[BEGIN MATERIAL PROVIDED]

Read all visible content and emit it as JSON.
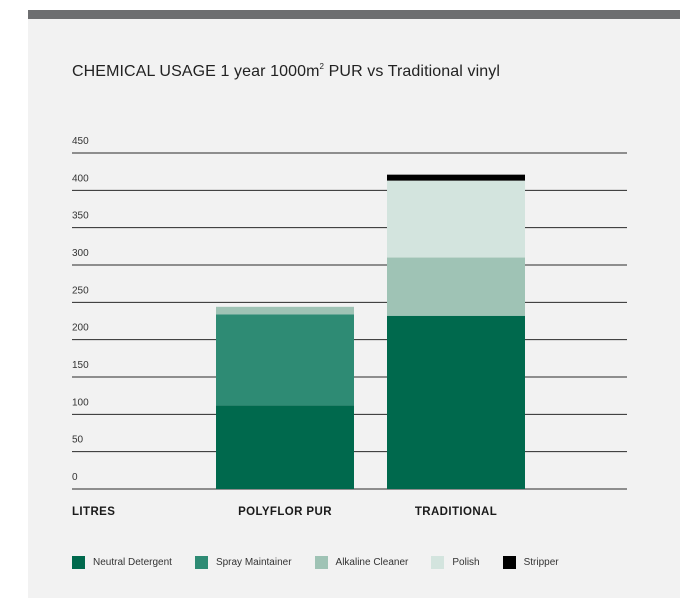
{
  "title_main": "CHEMICAL USAGE 1 year 1000m",
  "title_sup": "2",
  "title_rest": " PUR vs Traditional vinyl",
  "chart_data": {
    "type": "bar",
    "stacked": true,
    "title": "CHEMICAL USAGE 1 year 1000m² PUR vs Traditional vinyl",
    "ylabel": "LITRES",
    "ylim": [
      0,
      450
    ],
    "yticks": [
      0,
      50,
      100,
      150,
      200,
      250,
      300,
      350,
      400,
      450
    ],
    "categories": [
      "POLYFLOR PUR",
      "TRADITIONAL"
    ],
    "series": [
      {
        "name": "Neutral Detergent",
        "color": "#00694d",
        "values": [
          112,
          232
        ]
      },
      {
        "name": "Spray Maintainer",
        "color": "#2e8b74",
        "values": [
          122,
          0
        ]
      },
      {
        "name": "Alkaline Cleaner",
        "color": "#9fc3b5",
        "values": [
          10,
          78
        ]
      },
      {
        "name": "Polish",
        "color": "#d3e4de",
        "values": [
          0,
          103
        ]
      },
      {
        "name": "Stripper",
        "color": "#000000",
        "values": [
          0,
          8
        ]
      }
    ],
    "grid": true,
    "legend": "bottom"
  }
}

[END MATERIAL PROVIDED]

REQUIRED TASK –
Without the pictures, write out every entry precisely as it appears.

REPLY –
Read all visible content and emit it as JSON.
{
  "title_main": "CHEMICAL USAGE 1 year 1000m",
  "title_sup": "2",
  "title_rest": " PUR vs Traditional vinyl",
  "chart_data": {
    "type": "bar",
    "stacked": true,
    "title": "CHEMICAL USAGE 1 year 1000m² PUR vs Traditional vinyl",
    "ylabel": "LITRES",
    "ylim": [
      0,
      450
    ],
    "yticks": [
      0,
      50,
      100,
      150,
      200,
      250,
      300,
      350,
      400,
      450
    ],
    "categories": [
      "POLYFLOR PUR",
      "TRADITIONAL"
    ],
    "series": [
      {
        "name": "Neutral Detergent",
        "color": "#00694d",
        "values": [
          112,
          232
        ]
      },
      {
        "name": "Spray Maintainer",
        "color": "#2e8b74",
        "values": [
          122,
          0
        ]
      },
      {
        "name": "Alkaline Cleaner",
        "color": "#9fc3b5",
        "values": [
          10,
          78
        ]
      },
      {
        "name": "Polish",
        "color": "#d3e4de",
        "values": [
          0,
          103
        ]
      },
      {
        "name": "Stripper",
        "color": "#000000",
        "values": [
          0,
          8
        ]
      }
    ],
    "grid": true,
    "legend": "bottom"
  }
}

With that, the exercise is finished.